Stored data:
════

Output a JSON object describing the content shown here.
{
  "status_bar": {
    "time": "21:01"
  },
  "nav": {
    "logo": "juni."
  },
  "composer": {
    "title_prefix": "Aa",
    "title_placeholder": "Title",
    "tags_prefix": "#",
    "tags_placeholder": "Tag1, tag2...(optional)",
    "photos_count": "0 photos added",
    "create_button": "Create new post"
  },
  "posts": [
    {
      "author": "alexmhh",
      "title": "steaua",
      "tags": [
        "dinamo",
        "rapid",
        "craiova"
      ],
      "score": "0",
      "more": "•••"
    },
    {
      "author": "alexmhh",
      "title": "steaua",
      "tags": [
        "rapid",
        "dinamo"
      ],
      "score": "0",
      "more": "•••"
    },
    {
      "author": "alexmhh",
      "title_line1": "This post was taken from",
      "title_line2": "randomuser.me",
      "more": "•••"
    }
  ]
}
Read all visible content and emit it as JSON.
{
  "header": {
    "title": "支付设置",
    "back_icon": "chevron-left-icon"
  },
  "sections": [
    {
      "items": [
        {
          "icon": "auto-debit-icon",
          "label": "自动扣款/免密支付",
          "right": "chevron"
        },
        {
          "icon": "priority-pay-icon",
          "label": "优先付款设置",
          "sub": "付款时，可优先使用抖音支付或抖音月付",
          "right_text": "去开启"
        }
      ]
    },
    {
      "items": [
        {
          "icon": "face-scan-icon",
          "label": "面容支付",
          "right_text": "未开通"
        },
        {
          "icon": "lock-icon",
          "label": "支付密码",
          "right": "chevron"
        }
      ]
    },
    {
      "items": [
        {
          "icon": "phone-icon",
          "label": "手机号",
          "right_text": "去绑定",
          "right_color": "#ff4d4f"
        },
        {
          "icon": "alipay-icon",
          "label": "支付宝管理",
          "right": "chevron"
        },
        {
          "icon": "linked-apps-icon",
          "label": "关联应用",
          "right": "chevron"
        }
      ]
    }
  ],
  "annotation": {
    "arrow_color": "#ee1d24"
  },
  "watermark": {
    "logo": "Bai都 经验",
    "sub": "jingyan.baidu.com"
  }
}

════

Requirement: Retype the whole listing above exactly.

Written reply:
Output a JSON object describing the content shown here.
{
  "status_bar": {
    "time": "21:01"
  },
  "nav": {
    "logo": "juni."
  },
  "composer": {
    "title_prefix": "Aa",
    "title_placeholder": "Title",
    "tags_prefix": "#",
    "tags_placeholder": "Tag1, tag2...(optional)",
    "photos_count": "0 photos added",
    "create_button": "Create new post"
  },
  "posts": [
    {
      "author": "alexmhh",
      "title": "steaua",
      "tags": [
        "dinamo",
        "rapid",
        "craiova"
      ],
      "score": "0",
      "more": "•••"
    },
    {
      "author": "alexmhh",
      "title": "steaua",
      "tags": [
        "rapid",
        "dinamo"
      ],
      "score": "0",
      "more": "•••"
    },
    {
      "author": "alexmhh",
      "title_line1": "This post was taken from",
      "title_line2": "randomuser.me",
      "more": "•••"
    }
  ]
}
Read all visible content and emit it as JSON.
{
  "header": {
    "title": "支付设置",
    "back_icon": "chevron-left-icon"
  },
  "sections": [
    {
      "items": [
        {
          "icon": "auto-debit-icon",
          "label": "自动扣款/免密支付",
          "right": "chevron"
        },
        {
          "icon": "priority-pay-icon",
          "label": "优先付款设置",
          "sub": "付款时，可优先使用抖音支付或抖音月付",
          "right_text": "去开启"
        }
      ]
    },
    {
      "items": [
        {
          "icon": "face-scan-icon",
          "label": "面容支付",
          "right_text": "未开通"
        },
        {
          "icon": "lock-icon",
          "label": "支付密码",
          "right": "chevron"
        }
      ]
    },
    {
      "items": [
        {
          "icon": "phone-icon",
          "label": "手机号",
          "right_text": "去绑定",
          "right_color": "#ff4d4f"
        },
        {
          "icon": "alipay-icon",
          "label": "支付宝管理",
          "right": "chevron"
        },
        {
          "icon": "linked-apps-icon",
          "label": "关联应用",
          "right": "chevron"
        }
      ]
    }
  ],
  "annotation": {
    "arrow_color": "#ee1d24"
  },
  "watermark": {
    "logo": "Bai都 经验",
    "sub": "jingyan.baidu.com"
  }
}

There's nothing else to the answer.